DOCUMENTO FUENTE
---------------

A mi urbanita provinciano le criaron sin pueblo. Con barrio que lo parecía, eso sí, pero sin pueblo. No sabe montar en bicicleta, los perros y los gatos le parecen de otro planeta y, por supuesto, no distingue el trigo de la cebada ni un barbecho de un espigadero. Pobrecito. Lo suyo no fueron los caminos polvorientos a rebufo del tractor, las parvas de grano, el abuelo que te enseñaba a jugar al dominó y las largas tardes en el corral. Ni se ha bañado en una acequia, ni sabe lo que es una matanza, y, por supuesto, si ve una araña en una pared de adobe o una lagartija entre las piedras de una barda, sale corriendo a por la primera calle asfaltada que se precie. Le falta pueblo, ir a buscar agua a la fuente, cocer la leche antes de beberla y bañarse en un balde de metal porque no hay agua corriente ni más aseo que ir al rincón del muladar.

---------------

QUÉ HACER
Actualiza, por favor, el texto sobre el urbanita sin pueblo: reescribe todo lo que va desde "A mi urbanita" hasta "rincón del muladar.", cambiando "dominó" por "parchís". El listado no tiene ningún papel en esto.

Entradas de datos guardadas
---------------

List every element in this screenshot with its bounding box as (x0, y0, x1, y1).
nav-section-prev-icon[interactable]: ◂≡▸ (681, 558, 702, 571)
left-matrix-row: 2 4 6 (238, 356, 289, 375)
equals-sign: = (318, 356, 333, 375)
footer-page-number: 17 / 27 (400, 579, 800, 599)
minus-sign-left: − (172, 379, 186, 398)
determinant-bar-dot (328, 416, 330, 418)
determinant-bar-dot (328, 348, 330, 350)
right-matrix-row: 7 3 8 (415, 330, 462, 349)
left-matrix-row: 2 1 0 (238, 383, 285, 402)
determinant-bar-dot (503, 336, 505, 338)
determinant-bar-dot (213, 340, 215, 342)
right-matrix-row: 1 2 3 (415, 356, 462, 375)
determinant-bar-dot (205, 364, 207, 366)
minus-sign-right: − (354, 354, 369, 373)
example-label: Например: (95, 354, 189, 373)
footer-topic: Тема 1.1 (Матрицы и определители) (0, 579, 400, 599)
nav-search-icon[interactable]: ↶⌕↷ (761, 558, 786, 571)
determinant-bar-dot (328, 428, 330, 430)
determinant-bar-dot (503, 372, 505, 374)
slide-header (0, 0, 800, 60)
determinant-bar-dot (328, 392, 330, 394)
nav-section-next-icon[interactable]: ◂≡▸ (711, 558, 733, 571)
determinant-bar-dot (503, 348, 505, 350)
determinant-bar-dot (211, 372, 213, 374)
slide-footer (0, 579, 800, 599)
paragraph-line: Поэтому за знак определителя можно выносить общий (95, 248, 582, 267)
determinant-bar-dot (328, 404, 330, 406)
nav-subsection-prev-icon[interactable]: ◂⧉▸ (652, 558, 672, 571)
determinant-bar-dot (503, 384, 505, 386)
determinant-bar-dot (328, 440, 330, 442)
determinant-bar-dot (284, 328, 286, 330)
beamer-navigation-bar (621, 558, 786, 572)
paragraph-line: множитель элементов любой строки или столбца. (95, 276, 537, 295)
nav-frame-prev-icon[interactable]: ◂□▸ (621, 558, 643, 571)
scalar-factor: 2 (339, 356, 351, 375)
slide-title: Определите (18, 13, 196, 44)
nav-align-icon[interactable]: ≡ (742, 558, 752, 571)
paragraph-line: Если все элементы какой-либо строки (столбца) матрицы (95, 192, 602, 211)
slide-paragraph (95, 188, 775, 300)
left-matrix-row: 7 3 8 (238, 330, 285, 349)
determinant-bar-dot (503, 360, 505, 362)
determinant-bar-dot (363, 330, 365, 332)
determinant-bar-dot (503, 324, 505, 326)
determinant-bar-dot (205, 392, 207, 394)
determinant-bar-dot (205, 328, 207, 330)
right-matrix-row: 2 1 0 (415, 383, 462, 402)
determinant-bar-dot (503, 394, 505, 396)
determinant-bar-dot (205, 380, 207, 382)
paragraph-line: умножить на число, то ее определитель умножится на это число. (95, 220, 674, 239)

---------------

TU RESPUESTA
A mi urbanita provinciano le criaron sin pueblo. Con barrio que lo parecía, eso sí, pero sin pueblo. No sabe montar en bicicleta, los perros y los gatos le parecen de otro planeta y, por supuesto, no distingue el trigo de la cebada ni un barbecho de un espigadero. Pobrecito. Lo suyo no fueron los caminos polvorientos a rebufo del tractor, las parvas de grano, el abuelo que te enseñaba a jugar al parchís y las largas tardes en el corral. Ni se ha bañado en una acequia, ni sabe lo que es una matanza, y, por supuesto, si ve una araña en una pared de adobe o una lagartija entre las piedras de una barda, sale corriendo a por la primera calle asfaltada que se precie. Le falta pueblo, ir a buscar agua a la fuente, cocer la leche antes de beberla y bañarse en un balde de metal porque no hay agua corriente ni más aseo que ir al rincón del muladar.